Short problem:
Pull every line with the word "δικαίωμα" out of the entries below.

Records supplied:
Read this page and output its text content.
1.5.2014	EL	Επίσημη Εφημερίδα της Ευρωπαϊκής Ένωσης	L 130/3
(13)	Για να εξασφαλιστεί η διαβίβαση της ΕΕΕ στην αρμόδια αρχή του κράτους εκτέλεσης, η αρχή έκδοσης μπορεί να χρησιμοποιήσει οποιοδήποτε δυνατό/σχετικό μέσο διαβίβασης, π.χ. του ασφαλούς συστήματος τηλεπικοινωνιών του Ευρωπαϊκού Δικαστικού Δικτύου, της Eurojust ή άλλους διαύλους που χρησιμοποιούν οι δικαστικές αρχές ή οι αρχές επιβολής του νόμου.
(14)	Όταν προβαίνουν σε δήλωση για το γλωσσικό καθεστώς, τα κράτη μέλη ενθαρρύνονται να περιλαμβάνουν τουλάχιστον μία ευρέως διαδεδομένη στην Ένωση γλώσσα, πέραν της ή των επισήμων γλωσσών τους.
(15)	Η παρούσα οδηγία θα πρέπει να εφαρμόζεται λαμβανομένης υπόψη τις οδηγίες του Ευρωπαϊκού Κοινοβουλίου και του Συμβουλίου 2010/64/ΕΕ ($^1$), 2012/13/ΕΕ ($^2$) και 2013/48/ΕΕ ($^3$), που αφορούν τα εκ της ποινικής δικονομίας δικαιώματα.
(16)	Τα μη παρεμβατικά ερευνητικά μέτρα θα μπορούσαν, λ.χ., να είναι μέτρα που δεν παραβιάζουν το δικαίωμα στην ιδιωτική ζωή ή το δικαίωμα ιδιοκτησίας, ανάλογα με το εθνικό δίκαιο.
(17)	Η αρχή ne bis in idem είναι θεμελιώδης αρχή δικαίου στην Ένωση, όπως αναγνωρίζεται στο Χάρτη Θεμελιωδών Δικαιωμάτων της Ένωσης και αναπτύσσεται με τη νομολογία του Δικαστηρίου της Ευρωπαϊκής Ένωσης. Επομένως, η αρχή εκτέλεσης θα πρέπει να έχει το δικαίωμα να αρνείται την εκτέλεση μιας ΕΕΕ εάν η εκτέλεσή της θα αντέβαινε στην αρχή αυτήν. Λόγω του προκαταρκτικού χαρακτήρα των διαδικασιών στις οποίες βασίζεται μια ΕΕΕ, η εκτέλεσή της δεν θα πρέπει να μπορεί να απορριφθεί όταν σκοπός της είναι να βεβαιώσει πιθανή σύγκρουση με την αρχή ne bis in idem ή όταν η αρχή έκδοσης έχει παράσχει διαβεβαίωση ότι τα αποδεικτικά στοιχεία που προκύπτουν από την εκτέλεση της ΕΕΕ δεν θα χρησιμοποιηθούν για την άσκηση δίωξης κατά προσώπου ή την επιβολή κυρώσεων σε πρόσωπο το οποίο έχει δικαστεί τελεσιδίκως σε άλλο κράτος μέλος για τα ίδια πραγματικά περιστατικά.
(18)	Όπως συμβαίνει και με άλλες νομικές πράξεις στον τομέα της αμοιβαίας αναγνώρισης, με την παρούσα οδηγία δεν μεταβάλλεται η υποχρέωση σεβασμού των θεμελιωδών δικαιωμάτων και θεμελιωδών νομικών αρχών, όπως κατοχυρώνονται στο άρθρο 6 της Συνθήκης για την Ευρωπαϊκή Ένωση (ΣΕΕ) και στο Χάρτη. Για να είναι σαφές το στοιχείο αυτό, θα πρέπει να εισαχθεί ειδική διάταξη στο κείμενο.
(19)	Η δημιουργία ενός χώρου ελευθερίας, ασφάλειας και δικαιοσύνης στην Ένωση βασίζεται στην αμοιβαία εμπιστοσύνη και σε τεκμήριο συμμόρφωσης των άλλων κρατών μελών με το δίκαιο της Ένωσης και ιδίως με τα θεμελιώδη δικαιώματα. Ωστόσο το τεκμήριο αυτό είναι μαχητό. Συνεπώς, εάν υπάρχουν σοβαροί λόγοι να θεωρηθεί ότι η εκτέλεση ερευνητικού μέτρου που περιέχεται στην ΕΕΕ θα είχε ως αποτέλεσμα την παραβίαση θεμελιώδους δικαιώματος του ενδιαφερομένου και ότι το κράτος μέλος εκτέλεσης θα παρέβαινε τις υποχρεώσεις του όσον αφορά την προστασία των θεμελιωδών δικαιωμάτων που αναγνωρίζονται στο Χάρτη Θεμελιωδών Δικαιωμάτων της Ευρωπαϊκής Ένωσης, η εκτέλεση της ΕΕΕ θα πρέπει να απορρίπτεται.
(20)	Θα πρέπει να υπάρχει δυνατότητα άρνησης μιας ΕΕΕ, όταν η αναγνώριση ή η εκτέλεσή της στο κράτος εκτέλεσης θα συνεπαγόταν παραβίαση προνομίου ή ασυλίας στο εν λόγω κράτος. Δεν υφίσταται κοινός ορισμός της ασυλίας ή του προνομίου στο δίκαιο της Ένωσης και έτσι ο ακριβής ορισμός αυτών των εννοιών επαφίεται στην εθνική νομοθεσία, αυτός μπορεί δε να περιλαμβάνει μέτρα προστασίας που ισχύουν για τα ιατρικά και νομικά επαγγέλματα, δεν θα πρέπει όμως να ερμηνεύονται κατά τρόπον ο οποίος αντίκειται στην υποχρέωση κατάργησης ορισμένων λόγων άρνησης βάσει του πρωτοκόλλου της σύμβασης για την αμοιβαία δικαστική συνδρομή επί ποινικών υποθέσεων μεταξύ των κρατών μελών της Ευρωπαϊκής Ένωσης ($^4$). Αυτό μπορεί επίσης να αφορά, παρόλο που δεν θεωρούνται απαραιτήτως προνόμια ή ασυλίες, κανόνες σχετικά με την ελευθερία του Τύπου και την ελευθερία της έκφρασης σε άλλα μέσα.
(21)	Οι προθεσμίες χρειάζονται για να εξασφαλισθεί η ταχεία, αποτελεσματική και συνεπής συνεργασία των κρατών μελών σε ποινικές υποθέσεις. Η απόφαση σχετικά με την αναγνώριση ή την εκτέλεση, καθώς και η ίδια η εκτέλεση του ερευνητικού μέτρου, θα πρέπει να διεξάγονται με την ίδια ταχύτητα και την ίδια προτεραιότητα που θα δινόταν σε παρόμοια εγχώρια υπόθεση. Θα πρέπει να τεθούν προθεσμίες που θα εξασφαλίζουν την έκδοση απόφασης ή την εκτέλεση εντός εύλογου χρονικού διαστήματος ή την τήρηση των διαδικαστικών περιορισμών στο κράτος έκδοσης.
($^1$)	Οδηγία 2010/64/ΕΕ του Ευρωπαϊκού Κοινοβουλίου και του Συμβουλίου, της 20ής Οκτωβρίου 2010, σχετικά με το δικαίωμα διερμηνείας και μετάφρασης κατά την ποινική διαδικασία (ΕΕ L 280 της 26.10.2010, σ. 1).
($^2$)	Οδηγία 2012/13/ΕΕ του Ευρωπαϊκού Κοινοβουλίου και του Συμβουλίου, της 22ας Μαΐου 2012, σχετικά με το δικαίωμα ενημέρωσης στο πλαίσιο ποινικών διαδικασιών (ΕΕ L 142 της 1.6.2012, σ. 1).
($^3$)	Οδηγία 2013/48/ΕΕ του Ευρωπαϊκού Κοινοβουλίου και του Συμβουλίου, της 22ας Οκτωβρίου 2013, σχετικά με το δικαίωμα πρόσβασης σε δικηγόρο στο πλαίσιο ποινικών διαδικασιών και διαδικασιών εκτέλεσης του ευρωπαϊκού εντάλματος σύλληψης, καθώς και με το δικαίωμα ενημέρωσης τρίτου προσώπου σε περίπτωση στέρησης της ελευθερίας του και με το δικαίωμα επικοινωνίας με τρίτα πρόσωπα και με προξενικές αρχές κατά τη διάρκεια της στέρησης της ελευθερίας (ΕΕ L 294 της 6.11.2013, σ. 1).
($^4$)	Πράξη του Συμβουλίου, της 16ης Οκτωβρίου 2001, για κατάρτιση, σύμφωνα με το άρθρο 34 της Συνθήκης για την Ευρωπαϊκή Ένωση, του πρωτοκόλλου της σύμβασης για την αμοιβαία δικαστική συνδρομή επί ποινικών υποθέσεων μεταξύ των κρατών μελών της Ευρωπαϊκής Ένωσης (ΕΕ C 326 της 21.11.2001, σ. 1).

Answer for this exercise:
(16)	Τα μη παρεμβατικά ερευνητικά μέτρα θα μπορούσαν, λ.χ., να είναι μέτρα που δεν παραβιάζουν το δικαίωμα στην ιδιωτική ζωή ή το δικαίωμα ιδιοκτησίας, ανάλογα με το εθνικό δίκαιο.
(17)	Η αρχή ne bis in idem είναι θεμελιώδης αρχή δικαίου στην Ένωση, όπως αναγνωρίζεται στο Χάρτη Θεμελιωδών Δικαιωμάτων της Ένωσης και αναπτύσσεται με τη νομολογία του Δικαστηρίου της Ευρωπαϊκής Ένωσης. Επομένως, η αρχή εκτέλεσης θα πρέπει να έχει το δικαίωμα να αρνείται την εκτέλεση μιας ΕΕΕ εάν η εκτέλεσή της θα αντέβαινε στην αρχή αυτήν. Λόγω του προκαταρκτικού χαρακτήρα των διαδικασιών στις οποίες βασίζεται μια ΕΕΕ, η εκτέλεσή της δεν θα πρέπει να μπορεί να απορριφθεί όταν σκοπός της είναι να βεβαιώσει πιθανή σύγκρουση με την αρχή ne bis in idem ή όταν η αρχή έκδοσης έχει παράσχει διαβεβαίωση ότι τα αποδεικτικά στοιχεία που προκύπτουν από την εκτέλεση της ΕΕΕ δεν θα χρησιμοποιηθούν για την άσκηση δίωξης κατά προσώπου ή την επιβολή κυρώσεων σε πρόσωπο το οποίο έχει δικαστεί τελεσιδίκως σε άλλο κράτος μέλος για τα ίδια πραγματικά περιστατικά.
($^1$)	Οδηγία 2010/64/ΕΕ του Ευρωπαϊκού Κοινοβουλίου και του Συμβουλίου, της 20ής Οκτωβρίου 2010, σχετικά με το δικαίωμα διερμηνείας και μετάφρασης κατά την ποινική διαδικασία (ΕΕ L 280 της 26.10.2010, σ. 1).
($^2$)	Οδηγία 2012/13/ΕΕ του Ευρωπαϊκού Κοινοβουλίου και του Συμβουλίου, της 22ας Μαΐου 2012, σχετικά με το δικαίωμα ενημέρωσης στο πλαίσιο ποινικών διαδικασιών (ΕΕ L 142 της 1.6.2012, σ. 1).
($^3$)	Οδηγία 2013/48/ΕΕ του Ευρωπαϊκού Κοινοβουλίου και του Συμβουλίου, της 22ας Οκτωβρίου 2013, σχετικά με το δικαίωμα πρόσβασης σε δικηγόρο στο πλαίσιο ποινικών διαδικασιών και διαδικασιών εκτέλεσης του ευρωπαϊκού εντάλματος σύλληψης, καθώς και με το δικαίωμα ενημέρωσης τρίτου προσώπου σε περίπτωση στέρησης της ελευθερίας του και με το δικαίωμα επικοινωνίας με τρίτα πρόσωπα και με προξενικές αρχές κατά τη διάρκεια της στέρησης της ελευθερίας (ΕΕ L 294 της 6.11.2013, σ. 1).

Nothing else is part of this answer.